What is needed is an exact copy of the entries below, from the line that contains "What text is on this page?" through the final line, both included, and nothing else.
** Begin Given information **
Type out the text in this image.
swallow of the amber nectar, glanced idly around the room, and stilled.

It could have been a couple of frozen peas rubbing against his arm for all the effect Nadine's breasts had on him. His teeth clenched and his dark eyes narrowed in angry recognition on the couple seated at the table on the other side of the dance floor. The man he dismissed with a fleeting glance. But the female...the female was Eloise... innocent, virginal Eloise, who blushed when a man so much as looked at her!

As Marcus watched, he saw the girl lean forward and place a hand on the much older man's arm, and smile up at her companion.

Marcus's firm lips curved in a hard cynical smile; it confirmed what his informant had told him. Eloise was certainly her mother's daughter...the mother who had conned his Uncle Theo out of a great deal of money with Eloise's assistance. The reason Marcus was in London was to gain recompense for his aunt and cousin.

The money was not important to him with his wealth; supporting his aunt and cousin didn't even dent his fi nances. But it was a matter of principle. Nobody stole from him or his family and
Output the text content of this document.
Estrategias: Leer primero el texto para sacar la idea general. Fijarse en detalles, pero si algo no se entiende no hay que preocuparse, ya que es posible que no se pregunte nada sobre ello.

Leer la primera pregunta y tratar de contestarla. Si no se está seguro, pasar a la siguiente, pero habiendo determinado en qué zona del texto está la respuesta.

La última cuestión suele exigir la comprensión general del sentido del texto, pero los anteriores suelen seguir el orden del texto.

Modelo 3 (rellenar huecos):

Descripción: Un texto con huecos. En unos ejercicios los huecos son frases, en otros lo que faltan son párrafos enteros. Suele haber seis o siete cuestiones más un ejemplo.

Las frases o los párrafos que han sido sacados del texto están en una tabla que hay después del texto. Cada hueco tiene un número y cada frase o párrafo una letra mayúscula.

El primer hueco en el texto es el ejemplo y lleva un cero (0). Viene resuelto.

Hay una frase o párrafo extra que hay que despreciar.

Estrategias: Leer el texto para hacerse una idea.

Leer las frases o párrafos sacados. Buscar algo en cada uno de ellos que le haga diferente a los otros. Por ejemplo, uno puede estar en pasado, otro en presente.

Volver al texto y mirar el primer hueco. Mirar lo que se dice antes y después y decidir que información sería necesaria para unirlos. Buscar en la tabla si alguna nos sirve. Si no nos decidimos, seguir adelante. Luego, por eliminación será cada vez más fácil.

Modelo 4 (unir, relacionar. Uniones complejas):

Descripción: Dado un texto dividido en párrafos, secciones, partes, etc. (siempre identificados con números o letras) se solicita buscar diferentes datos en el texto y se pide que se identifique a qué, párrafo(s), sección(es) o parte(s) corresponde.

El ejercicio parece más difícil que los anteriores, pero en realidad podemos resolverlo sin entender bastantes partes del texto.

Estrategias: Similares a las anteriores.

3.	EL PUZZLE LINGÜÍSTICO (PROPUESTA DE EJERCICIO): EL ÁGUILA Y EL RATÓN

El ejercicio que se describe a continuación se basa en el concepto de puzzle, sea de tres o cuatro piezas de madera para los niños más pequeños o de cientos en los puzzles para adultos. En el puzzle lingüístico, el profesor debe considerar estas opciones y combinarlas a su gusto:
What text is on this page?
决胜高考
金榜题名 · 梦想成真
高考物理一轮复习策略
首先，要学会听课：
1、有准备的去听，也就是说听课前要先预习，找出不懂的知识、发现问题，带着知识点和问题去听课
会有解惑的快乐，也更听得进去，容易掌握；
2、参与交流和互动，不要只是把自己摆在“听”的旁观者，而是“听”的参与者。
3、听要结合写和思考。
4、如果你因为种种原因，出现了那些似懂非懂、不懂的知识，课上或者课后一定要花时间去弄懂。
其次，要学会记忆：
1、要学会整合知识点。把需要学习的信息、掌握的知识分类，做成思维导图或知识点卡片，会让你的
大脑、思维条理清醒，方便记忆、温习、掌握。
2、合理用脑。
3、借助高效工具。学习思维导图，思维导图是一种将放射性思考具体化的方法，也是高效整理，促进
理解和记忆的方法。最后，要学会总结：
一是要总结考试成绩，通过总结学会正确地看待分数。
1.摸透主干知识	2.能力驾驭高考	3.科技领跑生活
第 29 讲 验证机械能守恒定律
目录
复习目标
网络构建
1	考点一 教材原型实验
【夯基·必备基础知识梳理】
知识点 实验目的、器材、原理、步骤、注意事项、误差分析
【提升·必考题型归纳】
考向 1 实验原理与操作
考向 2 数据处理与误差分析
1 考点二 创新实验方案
** End Given information **
■ Finished exercise ■
What text is on this page?
决胜高考
金榜题名 · 梦想成真
高考物理一轮复习策略
首先，要学会听课：
1、有准备的去听，也就是说听课前要先预习，找出不懂的知识、发现问题，带着知识点和问题去听课
会有解惑的快乐，也更听得进去，容易掌握；
2、参与交流和互动，不要只是把自己摆在“听”的旁观者，而是“听”的参与者。
3、听要结合写和思考。
4、如果你因为种种原因，出现了那些似懂非懂、不懂的知识，课上或者课后一定要花时间去弄懂。
其次，要学会记忆：
1、要学会整合知识点。把需要学习的信息、掌握的知识分类，做成思维导图或知识点卡片，会让你的
大脑、思维条理清醒，方便记忆、温习、掌握。
2、合理用脑。
3、借助高效工具。学习思维导图，思维导图是一种将放射性思考具体化的方法，也是高效整理，促进
理解和记忆的方法。最后，要学会总结：
一是要总结考试成绩，通过总结学会正确地看待分数。
1.摸透主干知识	2.能力驾驭高考	3.科技领跑生活
第 29 讲 验证机械能守恒定律
目录
复习目标
网络构建
1	考点一 教材原型实验
【夯基·必备基础知识梳理】
知识点 实验目的、器材、原理、步骤、注意事项、误差分析
【提升·必考题型归纳】
考向 1 实验原理与操作
考向 2 数据处理与误差分析
1 考点二 创新实验方案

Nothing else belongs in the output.